» **THE PROBLEM**:
Entries follow. Set all of them down as they stand.

» **Dataset excerpt**:
__________

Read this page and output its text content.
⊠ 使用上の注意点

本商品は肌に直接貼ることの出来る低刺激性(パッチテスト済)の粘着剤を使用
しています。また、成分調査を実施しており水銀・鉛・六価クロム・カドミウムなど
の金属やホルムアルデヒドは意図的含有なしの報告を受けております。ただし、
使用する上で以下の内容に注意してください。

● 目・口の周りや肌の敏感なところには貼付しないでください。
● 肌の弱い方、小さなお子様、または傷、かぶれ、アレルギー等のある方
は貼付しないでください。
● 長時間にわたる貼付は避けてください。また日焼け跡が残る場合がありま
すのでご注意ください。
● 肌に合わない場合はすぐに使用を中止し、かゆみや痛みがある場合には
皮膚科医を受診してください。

__________

» **OUTPUT OF THE TASK**:
Read this page and output its text content.
⊠ 使用上の注意点

本商品は肌に直接貼ることの出来る低刺激性(パッチテスト済)の粘着剤を使用
しています。また、成分調査を実施しており水銀・鉛・六価クロム・カドミウムなど
の金属やホルムアルデヒドは意図的含有なしの報告を受けております。ただし、
使用する上で以下の内容に注意してください。

● 目・口の周りや肌の敏感なところには貼付しないでください。
● 肌の弱い方、小さなお子様、または傷、かぶれ、アレルギー等のある方
は貼付しないでください。
● 長時間にわたる貼付は避けてください。また日焼け跡が残る場合がありま
すのでご注意ください。
● 肌に合わない場合はすぐに使用を中止し、かゆみや痛みがある場合には
皮膚科医を受診してください。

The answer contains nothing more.